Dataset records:
● ● ● ●

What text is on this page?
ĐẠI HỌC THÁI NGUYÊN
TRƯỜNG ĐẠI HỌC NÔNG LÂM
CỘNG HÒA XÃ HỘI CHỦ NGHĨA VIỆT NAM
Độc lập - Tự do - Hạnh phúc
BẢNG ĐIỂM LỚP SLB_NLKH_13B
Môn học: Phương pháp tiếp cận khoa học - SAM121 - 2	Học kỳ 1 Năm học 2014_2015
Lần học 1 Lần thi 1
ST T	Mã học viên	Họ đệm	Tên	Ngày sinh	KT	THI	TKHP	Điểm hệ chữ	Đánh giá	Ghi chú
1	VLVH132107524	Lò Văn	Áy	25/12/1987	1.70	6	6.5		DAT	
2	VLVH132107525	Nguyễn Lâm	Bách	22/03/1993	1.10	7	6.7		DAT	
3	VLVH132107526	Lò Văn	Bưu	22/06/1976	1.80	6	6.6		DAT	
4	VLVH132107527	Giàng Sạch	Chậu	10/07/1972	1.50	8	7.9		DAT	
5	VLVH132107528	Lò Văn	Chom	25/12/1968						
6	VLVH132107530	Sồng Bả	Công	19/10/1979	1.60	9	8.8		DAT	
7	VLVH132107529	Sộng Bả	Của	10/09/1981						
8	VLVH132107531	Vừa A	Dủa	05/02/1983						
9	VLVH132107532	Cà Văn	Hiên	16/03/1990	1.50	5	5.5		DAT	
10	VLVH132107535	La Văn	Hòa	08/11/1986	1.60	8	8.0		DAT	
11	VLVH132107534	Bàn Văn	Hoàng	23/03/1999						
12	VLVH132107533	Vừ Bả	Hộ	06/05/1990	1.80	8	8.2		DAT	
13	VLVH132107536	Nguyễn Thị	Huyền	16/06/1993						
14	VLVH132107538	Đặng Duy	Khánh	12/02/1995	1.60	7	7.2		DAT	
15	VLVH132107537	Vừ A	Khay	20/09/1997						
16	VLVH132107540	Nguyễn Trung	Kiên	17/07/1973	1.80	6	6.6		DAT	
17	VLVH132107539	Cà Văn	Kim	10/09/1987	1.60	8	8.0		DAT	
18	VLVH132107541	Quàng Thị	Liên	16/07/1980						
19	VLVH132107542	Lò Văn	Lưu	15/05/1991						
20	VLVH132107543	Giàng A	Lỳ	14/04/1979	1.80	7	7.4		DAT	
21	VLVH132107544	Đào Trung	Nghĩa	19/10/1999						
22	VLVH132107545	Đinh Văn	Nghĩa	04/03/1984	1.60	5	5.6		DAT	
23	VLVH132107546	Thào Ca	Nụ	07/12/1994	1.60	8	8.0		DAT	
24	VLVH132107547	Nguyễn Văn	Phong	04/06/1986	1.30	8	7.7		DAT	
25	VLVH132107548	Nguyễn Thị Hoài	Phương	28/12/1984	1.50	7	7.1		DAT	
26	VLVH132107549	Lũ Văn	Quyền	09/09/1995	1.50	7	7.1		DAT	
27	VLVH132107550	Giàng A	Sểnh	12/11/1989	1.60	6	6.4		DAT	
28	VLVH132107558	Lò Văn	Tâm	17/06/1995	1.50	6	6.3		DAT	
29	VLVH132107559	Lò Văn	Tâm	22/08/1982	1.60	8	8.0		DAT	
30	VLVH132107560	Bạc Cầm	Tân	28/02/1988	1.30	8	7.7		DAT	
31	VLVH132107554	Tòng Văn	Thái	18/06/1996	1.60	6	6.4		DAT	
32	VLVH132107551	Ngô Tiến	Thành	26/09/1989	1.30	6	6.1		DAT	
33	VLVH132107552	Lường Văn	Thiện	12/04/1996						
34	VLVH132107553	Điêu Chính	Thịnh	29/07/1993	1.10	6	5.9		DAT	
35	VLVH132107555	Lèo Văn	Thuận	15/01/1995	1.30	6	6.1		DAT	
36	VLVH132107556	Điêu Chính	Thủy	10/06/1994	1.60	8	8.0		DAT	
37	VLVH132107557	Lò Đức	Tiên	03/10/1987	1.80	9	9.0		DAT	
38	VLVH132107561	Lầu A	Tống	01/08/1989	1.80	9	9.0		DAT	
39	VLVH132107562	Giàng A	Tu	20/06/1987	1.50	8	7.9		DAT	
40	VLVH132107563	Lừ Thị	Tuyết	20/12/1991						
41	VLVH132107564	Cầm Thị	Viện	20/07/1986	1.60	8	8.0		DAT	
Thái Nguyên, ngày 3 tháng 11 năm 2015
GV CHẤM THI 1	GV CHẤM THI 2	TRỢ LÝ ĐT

● ● ● ●

Challenge: Word for word, extract all the records.

Result of the exercise:
What text is on this page?
ĐẠI HỌC THÁI NGUYÊN
TRƯỜNG ĐẠI HỌC NÔNG LÂM
CỘNG HÒA XÃ HỘI CHỦ NGHĨA VIỆT NAM
Độc lập - Tự do - Hạnh phúc
BẢNG ĐIỂM LỚP SLB_NLKH_13B
Môn học: Phương pháp tiếp cận khoa học - SAM121 - 2	Học kỳ 1 Năm học 2014_2015
Lần học 1 Lần thi 1
ST T	Mã học viên	Họ đệm	Tên	Ngày sinh	KT	THI	TKHP	Điểm hệ chữ	Đánh giá	Ghi chú
1	VLVH132107524	Lò Văn	Áy	25/12/1987	1.70	6	6.5		DAT	
2	VLVH132107525	Nguyễn Lâm	Bách	22/03/1993	1.10	7	6.7		DAT	
3	VLVH132107526	Lò Văn	Bưu	22/06/1976	1.80	6	6.6		DAT	
4	VLVH132107527	Giàng Sạch	Chậu	10/07/1972	1.50	8	7.9		DAT	
5	VLVH132107528	Lò Văn	Chom	25/12/1968						
6	VLVH132107530	Sồng Bả	Công	19/10/1979	1.60	9	8.8		DAT	
7	VLVH132107529	Sộng Bả	Của	10/09/1981						
8	VLVH132107531	Vừa A	Dủa	05/02/1983						
9	VLVH132107532	Cà Văn	Hiên	16/03/1990	1.50	5	5.5		DAT	
10	VLVH132107535	La Văn	Hòa	08/11/1986	1.60	8	8.0		DAT	
11	VLVH132107534	Bàn Văn	Hoàng	23/03/1999						
12	VLVH132107533	Vừ Bả	Hộ	06/05/1990	1.80	8	8.2		DAT	
13	VLVH132107536	Nguyễn Thị	Huyền	16/06/1993						
14	VLVH132107538	Đặng Duy	Khánh	12/02/1995	1.60	7	7.2		DAT	
15	VLVH132107537	Vừ A	Khay	20/09/1997						
16	VLVH132107540	Nguyễn Trung	Kiên	17/07/1973	1.80	6	6.6		DAT	
17	VLVH132107539	Cà Văn	Kim	10/09/1987	1.60	8	8.0		DAT	
18	VLVH132107541	Quàng Thị	Liên	16/07/1980						
19	VLVH132107542	Lò Văn	Lưu	15/05/1991						
20	VLVH132107543	Giàng A	Lỳ	14/04/1979	1.80	7	7.4		DAT	
21	VLVH132107544	Đào Trung	Nghĩa	19/10/1999						
22	VLVH132107545	Đinh Văn	Nghĩa	04/03/1984	1.60	5	5.6		DAT	
23	VLVH132107546	Thào Ca	Nụ	07/12/1994	1.60	8	8.0		DAT	
24	VLVH132107547	Nguyễn Văn	Phong	04/06/1986	1.30	8	7.7		DAT	
25	VLVH132107548	Nguyễn Thị Hoài	Phương	28/12/1984	1.50	7	7.1		DAT	
26	VLVH132107549	Lũ Văn	Quyền	09/09/1995	1.50	7	7.1		DAT	
27	VLVH132107550	Giàng A	Sểnh	12/11/1989	1.60	6	6.4		DAT	
28	VLVH132107558	Lò Văn	Tâm	17/06/1995	1.50	6	6.3		DAT	
29	VLVH132107559	Lò Văn	Tâm	22/08/1982	1.60	8	8.0		DAT	
30	VLVH132107560	Bạc Cầm	Tân	28/02/1988	1.30	8	7.7		DAT	
31	VLVH132107554	Tòng Văn	Thái	18/06/1996	1.60	6	6.4		DAT	
32	VLVH132107551	Ngô Tiến	Thành	26/09/1989	1.30	6	6.1		DAT	
33	VLVH132107552	Lường Văn	Thiện	12/04/1996						
34	VLVH132107553	Điêu Chính	Thịnh	29/07/1993	1.10	6	5.9		DAT	
35	VLVH132107555	Lèo Văn	Thuận	15/01/1995	1.30	6	6.1		DAT	
36	VLVH132107556	Điêu Chính	Thủy	10/06/1994	1.60	8	8.0		DAT	
37	VLVH132107557	Lò Đức	Tiên	03/10/1987	1.80	9	9.0		DAT	
38	VLVH132107561	Lầu A	Tống	01/08/1989	1.80	9	9.0		DAT	
39	VLVH132107562	Giàng A	Tu	20/06/1987	1.50	8	7.9		DAT	
40	VLVH132107563	Lừ Thị	Tuyết	20/12/1991						
41	VLVH132107564	Cầm Thị	Viện	20/07/1986	1.60	8	8.0		DAT	
Thái Nguyên, ngày 3 tháng 11 năm 2015
GV CHẤM THI 1	GV CHẤM THI 2	TRỢ LÝ ĐT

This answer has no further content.